> [TASK DESCRIPTION] Copy out the items below word for word, from the line with "Give me the bounding boxes for 28" up to and including the line with "- x-tick-label: 70: [578, 332, 602, 358]".

......

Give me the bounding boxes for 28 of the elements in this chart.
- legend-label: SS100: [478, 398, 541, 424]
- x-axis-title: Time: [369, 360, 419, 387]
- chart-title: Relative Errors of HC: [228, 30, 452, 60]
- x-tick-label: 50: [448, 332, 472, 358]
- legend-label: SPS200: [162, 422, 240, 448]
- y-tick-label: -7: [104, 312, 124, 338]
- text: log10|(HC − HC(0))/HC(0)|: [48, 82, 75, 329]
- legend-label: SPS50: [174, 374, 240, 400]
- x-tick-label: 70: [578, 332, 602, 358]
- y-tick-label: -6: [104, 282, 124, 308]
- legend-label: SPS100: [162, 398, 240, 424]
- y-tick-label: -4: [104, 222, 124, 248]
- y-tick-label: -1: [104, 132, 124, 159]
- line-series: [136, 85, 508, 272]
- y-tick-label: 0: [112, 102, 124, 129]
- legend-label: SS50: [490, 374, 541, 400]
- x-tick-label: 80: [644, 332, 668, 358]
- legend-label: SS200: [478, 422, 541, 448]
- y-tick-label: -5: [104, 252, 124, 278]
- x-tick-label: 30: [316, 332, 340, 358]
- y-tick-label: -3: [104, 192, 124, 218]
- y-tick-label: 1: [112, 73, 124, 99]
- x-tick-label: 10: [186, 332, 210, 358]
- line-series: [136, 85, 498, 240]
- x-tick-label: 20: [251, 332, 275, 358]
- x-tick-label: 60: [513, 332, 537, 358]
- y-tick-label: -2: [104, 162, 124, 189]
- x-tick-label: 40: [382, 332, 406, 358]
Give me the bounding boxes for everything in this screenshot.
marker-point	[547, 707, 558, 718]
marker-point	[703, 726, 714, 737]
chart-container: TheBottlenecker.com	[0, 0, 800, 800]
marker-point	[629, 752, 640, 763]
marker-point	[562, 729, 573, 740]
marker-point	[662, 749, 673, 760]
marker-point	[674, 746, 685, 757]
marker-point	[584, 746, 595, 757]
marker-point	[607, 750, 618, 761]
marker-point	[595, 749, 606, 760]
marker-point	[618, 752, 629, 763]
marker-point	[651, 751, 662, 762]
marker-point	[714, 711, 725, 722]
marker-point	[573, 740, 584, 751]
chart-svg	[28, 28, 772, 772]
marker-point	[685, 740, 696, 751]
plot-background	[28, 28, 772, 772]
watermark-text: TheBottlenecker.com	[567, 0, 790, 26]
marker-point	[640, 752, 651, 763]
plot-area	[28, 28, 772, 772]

......

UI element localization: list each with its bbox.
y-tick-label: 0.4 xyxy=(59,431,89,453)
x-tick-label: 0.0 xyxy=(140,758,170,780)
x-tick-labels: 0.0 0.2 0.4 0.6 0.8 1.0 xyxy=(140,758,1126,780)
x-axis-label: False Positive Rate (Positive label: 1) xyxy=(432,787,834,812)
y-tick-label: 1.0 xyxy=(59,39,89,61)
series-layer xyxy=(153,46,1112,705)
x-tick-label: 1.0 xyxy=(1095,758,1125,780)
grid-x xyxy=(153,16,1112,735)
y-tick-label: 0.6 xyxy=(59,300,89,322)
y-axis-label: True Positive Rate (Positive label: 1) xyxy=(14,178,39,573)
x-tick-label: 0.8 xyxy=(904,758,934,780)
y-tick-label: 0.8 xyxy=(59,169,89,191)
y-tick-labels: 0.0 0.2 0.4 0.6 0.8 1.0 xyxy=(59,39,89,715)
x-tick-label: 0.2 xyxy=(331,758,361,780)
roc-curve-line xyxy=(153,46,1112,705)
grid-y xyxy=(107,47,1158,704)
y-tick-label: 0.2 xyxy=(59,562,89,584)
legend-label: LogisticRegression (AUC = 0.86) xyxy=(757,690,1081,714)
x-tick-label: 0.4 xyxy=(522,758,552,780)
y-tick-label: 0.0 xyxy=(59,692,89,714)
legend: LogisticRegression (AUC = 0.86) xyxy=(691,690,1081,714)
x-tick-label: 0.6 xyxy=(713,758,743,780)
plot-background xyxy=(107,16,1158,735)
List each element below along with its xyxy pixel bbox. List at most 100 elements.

......

> [TASK SOLUTION]
Give me the bounding boxes for 28 of the elements in this chart.
- legend-label: SS100: [478, 398, 541, 424]
- x-axis-title: Time: [369, 360, 419, 387]
- chart-title: Relative Errors of HC: [228, 30, 452, 60]
- x-tick-label: 50: [448, 332, 472, 358]
- legend-label: SPS200: [162, 422, 240, 448]
- y-tick-label: -7: [104, 312, 124, 338]
- text: log10|(HC − HC(0))/HC(0)|: [48, 82, 75, 329]
- legend-label: SPS50: [174, 374, 240, 400]
- x-tick-label: 70: [578, 332, 602, 358]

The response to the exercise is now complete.